> **Stated exercise**: Scan the data below. Pull out each line where "dass" occurs.

> **Supplied entries**:

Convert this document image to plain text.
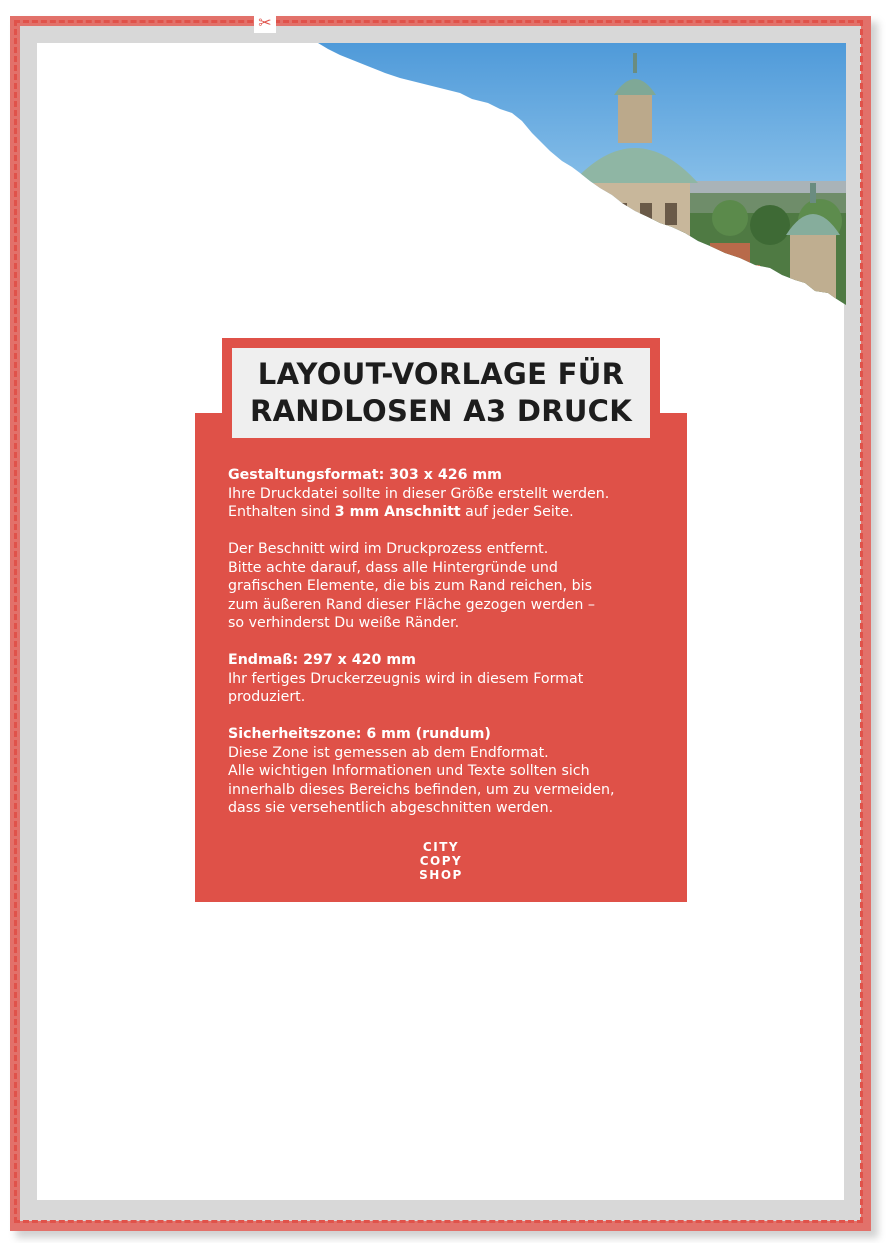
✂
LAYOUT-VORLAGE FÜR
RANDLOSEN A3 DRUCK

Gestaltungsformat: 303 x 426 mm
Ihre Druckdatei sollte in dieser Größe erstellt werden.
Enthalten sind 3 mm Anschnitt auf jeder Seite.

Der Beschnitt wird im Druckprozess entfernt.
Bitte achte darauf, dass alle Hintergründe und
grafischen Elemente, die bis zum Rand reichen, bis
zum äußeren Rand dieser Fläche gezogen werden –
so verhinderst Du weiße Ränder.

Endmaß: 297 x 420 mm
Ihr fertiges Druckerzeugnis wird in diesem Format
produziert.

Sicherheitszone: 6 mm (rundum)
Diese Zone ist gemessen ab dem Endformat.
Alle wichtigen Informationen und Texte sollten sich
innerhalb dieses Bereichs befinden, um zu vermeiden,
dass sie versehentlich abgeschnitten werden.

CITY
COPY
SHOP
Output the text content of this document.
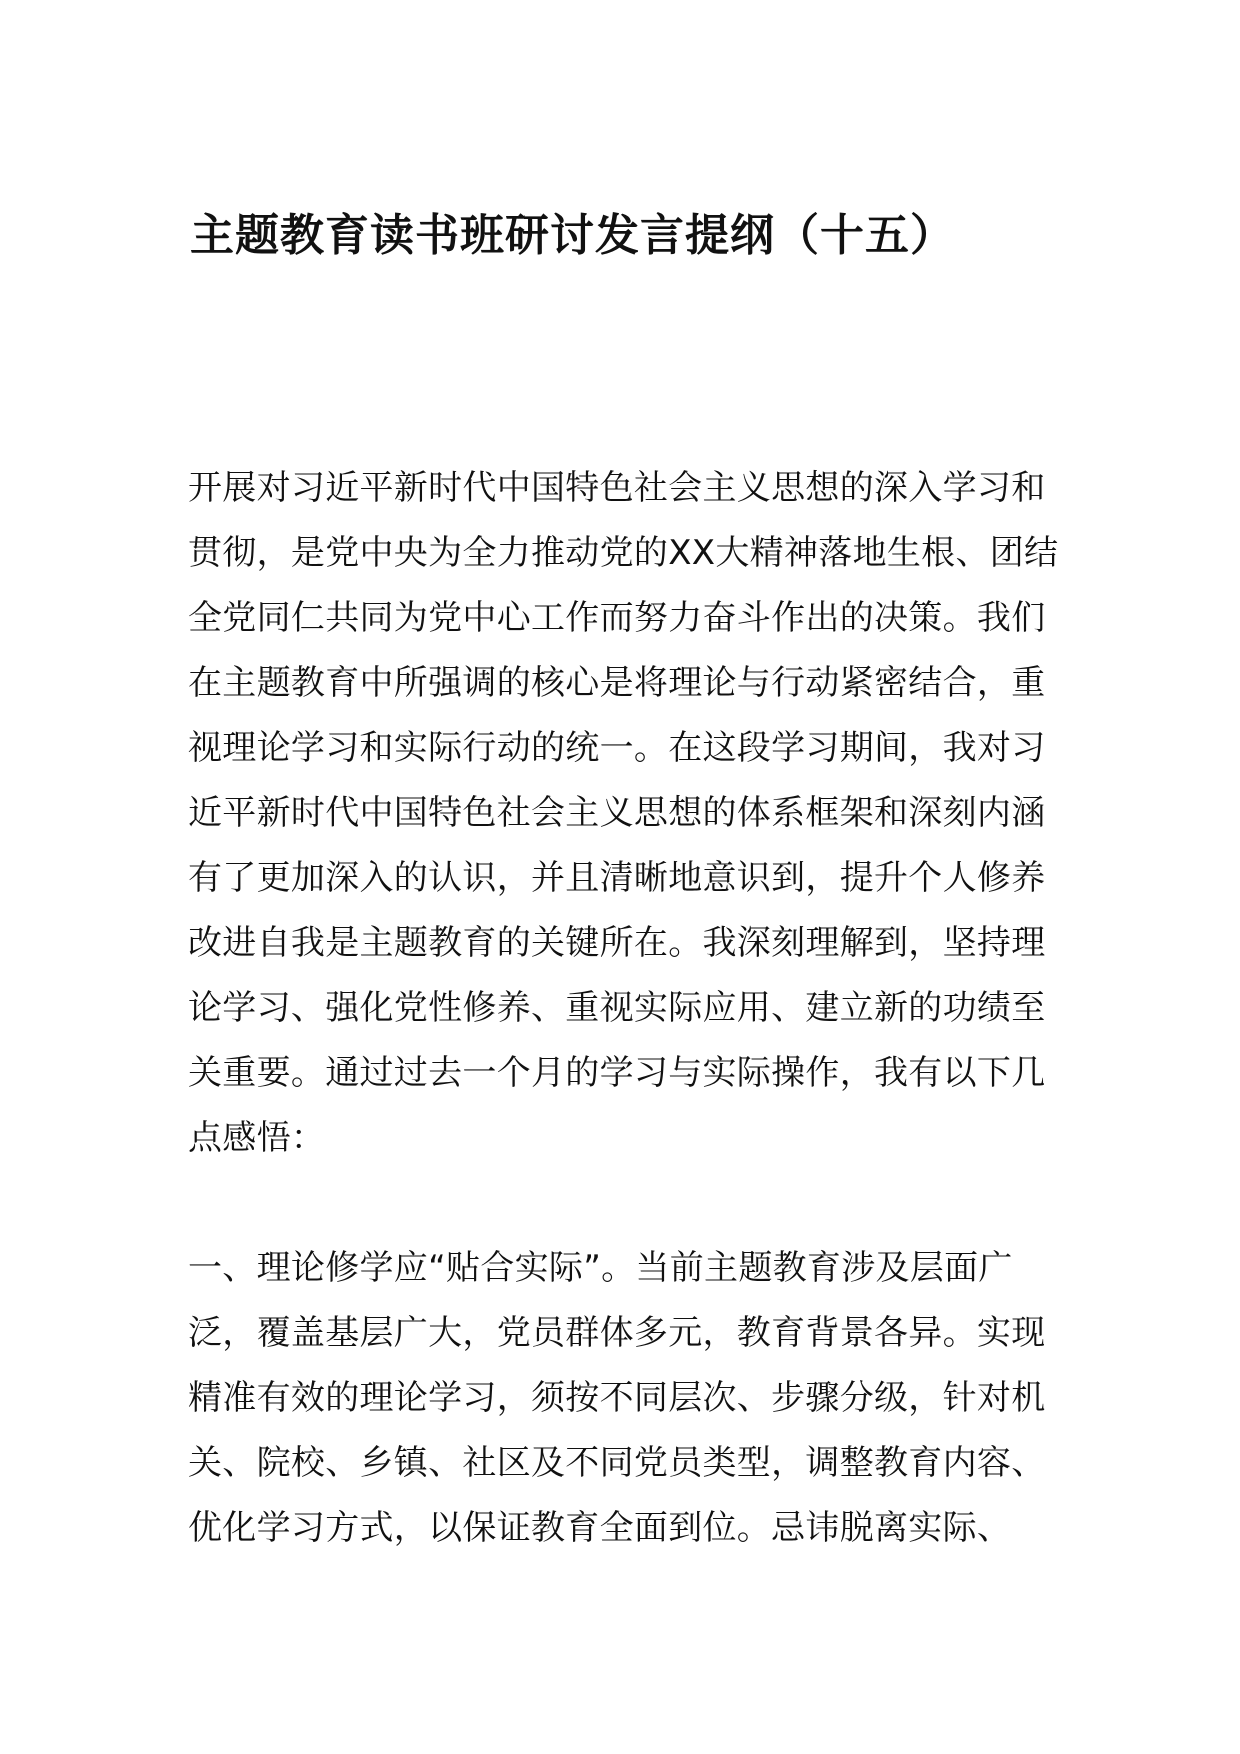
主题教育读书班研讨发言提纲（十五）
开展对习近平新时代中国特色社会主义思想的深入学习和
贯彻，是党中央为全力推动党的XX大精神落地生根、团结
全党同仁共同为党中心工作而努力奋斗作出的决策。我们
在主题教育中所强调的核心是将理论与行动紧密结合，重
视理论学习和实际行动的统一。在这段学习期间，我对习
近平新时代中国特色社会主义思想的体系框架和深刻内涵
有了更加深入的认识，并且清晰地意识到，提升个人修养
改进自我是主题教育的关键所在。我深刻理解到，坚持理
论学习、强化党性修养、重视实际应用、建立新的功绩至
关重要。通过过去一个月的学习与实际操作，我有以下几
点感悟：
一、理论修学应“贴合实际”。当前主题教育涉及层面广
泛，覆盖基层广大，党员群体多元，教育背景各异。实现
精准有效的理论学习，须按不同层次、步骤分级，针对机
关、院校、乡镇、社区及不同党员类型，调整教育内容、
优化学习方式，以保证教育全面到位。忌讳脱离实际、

> **Result**:
Bitte achte darauf, dass alle Hintergründe und
dass sie versehentlich abgeschnitten werden.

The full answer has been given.